→ AIM OF THE TASK
Every line that contains "TradingView" counts once; give the total number of such lines, with no other words.

→ DATA SHOWN
::::::

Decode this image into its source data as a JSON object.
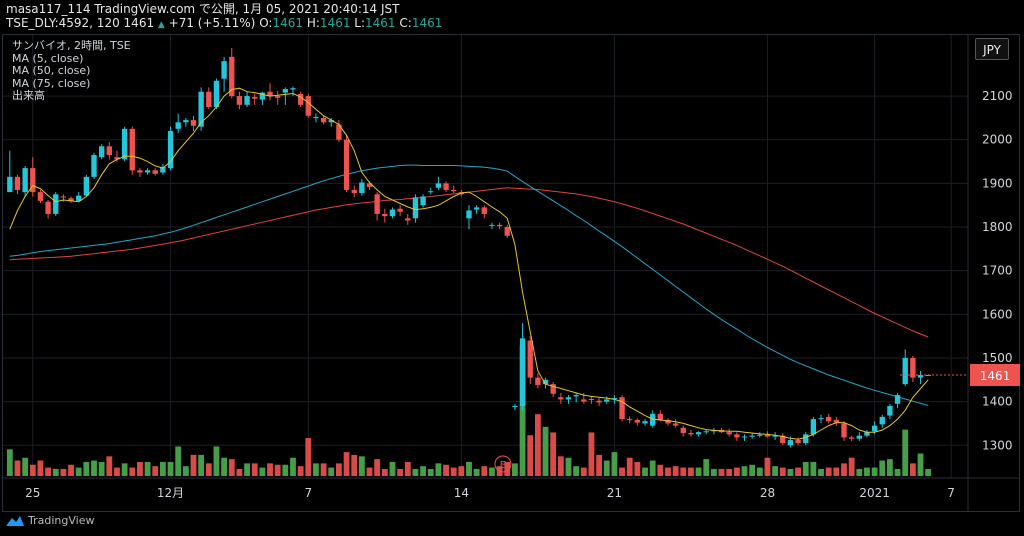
{
  "header": {
    "line1": "masa117_114 TradingView.com で公開, 1月 05, 2021 20:40:14 JST",
    "symbol": "TSE_DLY:4592, 120",
    "last": "1461",
    "change": "+71 (+5.11%)",
    "o_label": "O:",
    "o_value": "1461",
    "h_label": "H:",
    "h_value": "1461",
    "l_label": "L:",
    "l_value": "1461",
    "c_label": "C:",
    "c_value": "1461"
  },
  "legend": {
    "title": "サンバイオ, 2時間, TSE",
    "ma5": "MA (5, close)",
    "ma50": "MA (50, close)",
    "ma75": "MA (75, close)",
    "volume": "出来高"
  },
  "currency_button": "JPY",
  "branding": "TradingView",
  "earnings_marker": "E",
  "colors": {
    "up": "#26c6da",
    "down": "#ef5350",
    "vol_up": "#4caf50",
    "vol_down": "#ef5350",
    "ma5": "#e5c52b",
    "ma50": "#26a6c7",
    "ma75": "#e0453c",
    "price_badge": "#ef5350",
    "grid": "#1c1f26",
    "axis_text": "#d1d4dc"
  },
  "chart_data": {
    "type": "candlestick",
    "y_ticks": [
      1300,
      1400,
      1500,
      1600,
      1700,
      1800,
      1900,
      2000,
      2100
    ],
    "ylim": [
      1225,
      2240
    ],
    "x_ticks": [
      {
        "label": "25",
        "i": 3
      },
      {
        "label": "12月",
        "i": 21
      },
      {
        "label": "7",
        "i": 39
      },
      {
        "label": "14",
        "i": 59
      },
      {
        "label": "21",
        "i": 79
      },
      {
        "label": "28",
        "i": 99
      },
      {
        "label": "2021",
        "i": 113
      },
      {
        "label": "7",
        "i": 123
      }
    ],
    "last_price": 1461,
    "earnings_index": 66,
    "ohlc": [
      [
        1880,
        1975,
        1880,
        1915
      ],
      [
        1915,
        1920,
        1875,
        1885
      ],
      [
        1880,
        1940,
        1870,
        1935
      ],
      [
        1935,
        1960,
        1870,
        1880
      ],
      [
        1880,
        1885,
        1855,
        1860
      ],
      [
        1858,
        1862,
        1820,
        1830
      ],
      [
        1830,
        1880,
        1825,
        1875
      ],
      [
        1870,
        1875,
        1858,
        1868
      ],
      [
        1866,
        1870,
        1855,
        1860
      ],
      [
        1860,
        1880,
        1858,
        1872
      ],
      [
        1872,
        1920,
        1870,
        1915
      ],
      [
        1915,
        1970,
        1910,
        1965
      ],
      [
        1960,
        1990,
        1955,
        1985
      ],
      [
        1985,
        1995,
        1955,
        1965
      ],
      [
        1960,
        1975,
        1950,
        1955
      ],
      [
        1955,
        2030,
        1950,
        2025
      ],
      [
        2025,
        2030,
        1920,
        1930
      ],
      [
        1930,
        1935,
        1915,
        1925
      ],
      [
        1925,
        1935,
        1920,
        1930
      ],
      [
        1930,
        1935,
        1918,
        1922
      ],
      [
        1925,
        1945,
        1920,
        1938
      ],
      [
        1935,
        2030,
        1930,
        2020
      ],
      [
        2025,
        2060,
        2015,
        2040
      ],
      [
        2040,
        2050,
        2030,
        2045
      ],
      [
        2045,
        2055,
        2020,
        2032
      ],
      [
        2030,
        2120,
        2020,
        2110
      ],
      [
        2110,
        2120,
        2070,
        2075
      ],
      [
        2075,
        2140,
        2070,
        2135
      ],
      [
        2140,
        2190,
        2110,
        2180
      ],
      [
        2190,
        2210,
        2095,
        2100
      ],
      [
        2100,
        2110,
        2070,
        2080
      ],
      [
        2080,
        2110,
        2075,
        2100
      ],
      [
        2098,
        2105,
        2080,
        2094
      ],
      [
        2092,
        2110,
        2080,
        2108
      ],
      [
        2110,
        2130,
        2090,
        2100
      ],
      [
        2100,
        2112,
        2080,
        2096
      ],
      [
        2108,
        2120,
        2080,
        2116
      ],
      [
        2115,
        2122,
        2100,
        2118
      ],
      [
        2105,
        2110,
        2075,
        2080
      ],
      [
        2100,
        2105,
        2050,
        2055
      ],
      [
        2050,
        2060,
        2040,
        2052
      ],
      [
        2050,
        2055,
        2035,
        2040
      ],
      [
        2040,
        2050,
        2030,
        2045
      ],
      [
        2035,
        2045,
        1995,
        2000
      ],
      [
        2000,
        2010,
        1880,
        1885
      ],
      [
        1885,
        1895,
        1868,
        1878
      ],
      [
        1878,
        1910,
        1872,
        1902
      ],
      [
        1900,
        1905,
        1885,
        1892
      ],
      [
        1875,
        1880,
        1815,
        1830
      ],
      [
        1830,
        1842,
        1810,
        1825
      ],
      [
        1825,
        1845,
        1820,
        1840
      ],
      [
        1842,
        1850,
        1825,
        1835
      ],
      [
        1820,
        1830,
        1805,
        1815
      ],
      [
        1820,
        1875,
        1810,
        1868
      ],
      [
        1850,
        1875,
        1845,
        1870
      ],
      [
        1880,
        1890,
        1875,
        1882
      ],
      [
        1890,
        1915,
        1885,
        1900
      ],
      [
        1900,
        1905,
        1880,
        1885
      ],
      [
        1885,
        1895,
        1878,
        1882
      ],
      [
        1880,
        1885,
        1870,
        1875
      ],
      [
        1820,
        1850,
        1795,
        1838
      ],
      [
        1840,
        1850,
        1830,
        1845
      ],
      [
        1845,
        1850,
        1820,
        1830
      ],
      [
        1805,
        1810,
        1795,
        1805
      ],
      [
        1805,
        1810,
        1795,
        1802
      ],
      [
        1800,
        1805,
        1775,
        1780
      ],
      [
        1390,
        1395,
        1380,
        1390
      ],
      [
        1390,
        1580,
        1380,
        1545
      ],
      [
        1540,
        1550,
        1440,
        1455
      ],
      [
        1455,
        1465,
        1430,
        1438
      ],
      [
        1440,
        1455,
        1430,
        1450
      ],
      [
        1440,
        1445,
        1410,
        1418
      ],
      [
        1410,
        1420,
        1395,
        1405
      ],
      [
        1405,
        1415,
        1395,
        1410
      ],
      [
        1412,
        1420,
        1398,
        1415
      ],
      [
        1405,
        1420,
        1395,
        1400
      ],
      [
        1406,
        1413,
        1395,
        1405
      ],
      [
        1402,
        1408,
        1390,
        1398
      ],
      [
        1400,
        1412,
        1395,
        1405
      ],
      [
        1407,
        1415,
        1395,
        1408
      ],
      [
        1410,
        1415,
        1355,
        1360
      ],
      [
        1360,
        1366,
        1350,
        1358
      ],
      [
        1358,
        1362,
        1345,
        1352
      ],
      [
        1350,
        1360,
        1345,
        1355
      ],
      [
        1345,
        1380,
        1340,
        1372
      ],
      [
        1372,
        1380,
        1355,
        1358
      ],
      [
        1358,
        1362,
        1345,
        1350
      ],
      [
        1350,
        1360,
        1340,
        1345
      ],
      [
        1340,
        1345,
        1320,
        1328
      ],
      [
        1328,
        1335,
        1320,
        1325
      ],
      [
        1325,
        1332,
        1320,
        1330
      ],
      [
        1330,
        1335,
        1325,
        1332
      ],
      [
        1332,
        1340,
        1325,
        1335
      ],
      [
        1335,
        1340,
        1328,
        1330
      ],
      [
        1330,
        1338,
        1320,
        1325
      ],
      [
        1325,
        1330,
        1310,
        1318
      ],
      [
        1318,
        1325,
        1310,
        1320
      ],
      [
        1320,
        1328,
        1315,
        1322
      ],
      [
        1322,
        1330,
        1318,
        1324
      ],
      [
        1324,
        1332,
        1318,
        1320
      ],
      [
        1320,
        1330,
        1312,
        1322
      ],
      [
        1322,
        1328,
        1300,
        1305
      ],
      [
        1300,
        1320,
        1295,
        1312
      ],
      [
        1312,
        1318,
        1300,
        1305
      ],
      [
        1305,
        1330,
        1300,
        1325
      ],
      [
        1325,
        1365,
        1320,
        1360
      ],
      [
        1360,
        1370,
        1350,
        1362
      ],
      [
        1365,
        1372,
        1350,
        1355
      ],
      [
        1358,
        1365,
        1345,
        1352
      ],
      [
        1350,
        1355,
        1310,
        1318
      ],
      [
        1318,
        1322,
        1310,
        1315
      ],
      [
        1315,
        1330,
        1310,
        1322
      ],
      [
        1322,
        1335,
        1318,
        1330
      ],
      [
        1332,
        1355,
        1325,
        1345
      ],
      [
        1348,
        1370,
        1340,
        1365
      ],
      [
        1368,
        1395,
        1360,
        1390
      ],
      [
        1395,
        1420,
        1385,
        1415
      ],
      [
        1440,
        1520,
        1435,
        1500
      ],
      [
        1500,
        1505,
        1445,
        1455
      ],
      [
        1455,
        1470,
        1440,
        1461
      ],
      [
        1461,
        1461,
        1461,
        1461
      ]
    ],
    "volume": [
      0.38,
      0.22,
      0.26,
      0.16,
      0.22,
      0.12,
      0.1,
      0.1,
      0.16,
      0.12,
      0.2,
      0.22,
      0.2,
      0.28,
      0.12,
      0.18,
      0.12,
      0.2,
      0.2,
      0.14,
      0.2,
      0.2,
      0.42,
      0.14,
      0.3,
      0.3,
      0.18,
      0.42,
      0.26,
      0.24,
      0.1,
      0.18,
      0.18,
      0.12,
      0.18,
      0.16,
      0.16,
      0.26,
      0.14,
      0.54,
      0.18,
      0.18,
      0.12,
      0.18,
      0.34,
      0.3,
      0.28,
      0.12,
      0.24,
      0.1,
      0.2,
      0.1,
      0.2,
      0.1,
      0.14,
      0.1,
      0.18,
      0.16,
      0.12,
      0.14,
      0.2,
      0.1,
      0.14,
      0.12,
      0.14,
      0.2,
      0.18,
      1.85,
      0.58,
      0.88,
      0.7,
      0.62,
      0.28,
      0.26,
      0.14,
      0.12,
      0.62,
      0.3,
      0.22,
      0.34,
      0.12,
      0.26,
      0.2,
      0.12,
      0.22,
      0.16,
      0.12,
      0.14,
      0.12,
      0.12,
      0.12,
      0.24,
      0.1,
      0.1,
      0.1,
      0.12,
      0.14,
      0.16,
      0.12,
      0.26,
      0.14,
      0.12,
      0.1,
      0.12,
      0.2,
      0.2,
      0.1,
      0.12,
      0.12,
      0.18,
      0.26,
      0.1,
      0.12,
      0.12,
      0.22,
      0.24,
      0.1,
      0.66,
      0.18,
      0.32,
      0.1
    ],
    "ma5": [
      1795,
      1838,
      1870,
      1895,
      1888,
      1872,
      1858,
      1862,
      1860,
      1858,
      1870,
      1890,
      1920,
      1945,
      1955,
      1962,
      1962,
      1958,
      1950,
      1940,
      1935,
      1950,
      1975,
      1995,
      2015,
      2040,
      2055,
      2075,
      2100,
      2115,
      2118,
      2110,
      2108,
      2104,
      2100,
      2102,
      2104,
      2106,
      2098,
      2085,
      2070,
      2055,
      2045,
      2035,
      2010,
      1975,
      1925,
      1902,
      1885,
      1870,
      1862,
      1854,
      1846,
      1840,
      1842,
      1845,
      1850,
      1860,
      1870,
      1878,
      1880,
      1870,
      1858,
      1846,
      1835,
      1820,
      1760,
      1650,
      1560,
      1470,
      1440,
      1435,
      1430,
      1425,
      1420,
      1415,
      1412,
      1410,
      1408,
      1405,
      1400,
      1388,
      1378,
      1368,
      1360,
      1358,
      1356,
      1354,
      1350,
      1345,
      1340,
      1336,
      1334,
      1333,
      1332,
      1332,
      1330,
      1328,
      1326,
      1325,
      1323,
      1320,
      1316,
      1314,
      1318,
      1325,
      1335,
      1345,
      1352,
      1352,
      1345,
      1335,
      1330,
      1330,
      1335,
      1345,
      1360,
      1380,
      1410,
      1430,
      1450
    ],
    "ma50": [
      1733,
      1735,
      1738,
      1741,
      1744,
      1746,
      1748,
      1750,
      1752,
      1754,
      1756,
      1758,
      1760,
      1762,
      1765,
      1768,
      1771,
      1774,
      1777,
      1780,
      1784,
      1788,
      1793,
      1798,
      1804,
      1810,
      1816,
      1822,
      1828,
      1834,
      1840,
      1846,
      1852,
      1858,
      1864,
      1870,
      1876,
      1882,
      1888,
      1894,
      1900,
      1906,
      1911,
      1916,
      1921,
      1925,
      1929,
      1932,
      1935,
      1937,
      1939,
      1941,
      1942,
      1942,
      1941,
      1941,
      1941,
      1941,
      1941,
      1940,
      1939,
      1938,
      1937,
      1935,
      1932,
      1928,
      1916,
      1904,
      1893,
      1882,
      1871,
      1860,
      1849,
      1838,
      1826,
      1815,
      1803,
      1791,
      1779,
      1767,
      1755,
      1742,
      1729,
      1716,
      1703,
      1690,
      1677,
      1664,
      1651,
      1638,
      1625,
      1612,
      1600,
      1588,
      1577,
      1566,
      1555,
      1544,
      1534,
      1524,
      1515,
      1506,
      1497,
      1489,
      1482,
      1475,
      1468,
      1461,
      1455,
      1449,
      1443,
      1437,
      1431,
      1426,
      1421,
      1416,
      1411,
      1406,
      1401,
      1396,
      1391
    ],
    "ma75": [
      1725,
      1726,
      1727,
      1728,
      1729,
      1730,
      1731,
      1732,
      1733,
      1735,
      1737,
      1739,
      1741,
      1743,
      1745,
      1747,
      1749,
      1752,
      1755,
      1758,
      1761,
      1764,
      1767,
      1771,
      1775,
      1779,
      1783,
      1787,
      1791,
      1795,
      1799,
      1803,
      1807,
      1811,
      1815,
      1819,
      1823,
      1827,
      1831,
      1835,
      1839,
      1842,
      1845,
      1848,
      1851,
      1853,
      1855,
      1857,
      1859,
      1861,
      1862,
      1863,
      1865,
      1866,
      1868,
      1870,
      1872,
      1874,
      1876,
      1878,
      1880,
      1882,
      1884,
      1886,
      1888,
      1890,
      1889,
      1888,
      1887,
      1886,
      1884,
      1882,
      1880,
      1878,
      1876,
      1873,
      1870,
      1866,
      1862,
      1858,
      1853,
      1848,
      1843,
      1837,
      1831,
      1825,
      1819,
      1813,
      1807,
      1800,
      1793,
      1786,
      1779,
      1772,
      1765,
      1758,
      1750,
      1742,
      1734,
      1726,
      1718,
      1710,
      1701,
      1692,
      1683,
      1674,
      1665,
      1656,
      1647,
      1638,
      1629,
      1620,
      1611,
      1602,
      1594,
      1586,
      1578,
      1570,
      1562,
      1555,
      1548
    ]
  }
}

::::::

→ RESULT FOR THIS TASK
2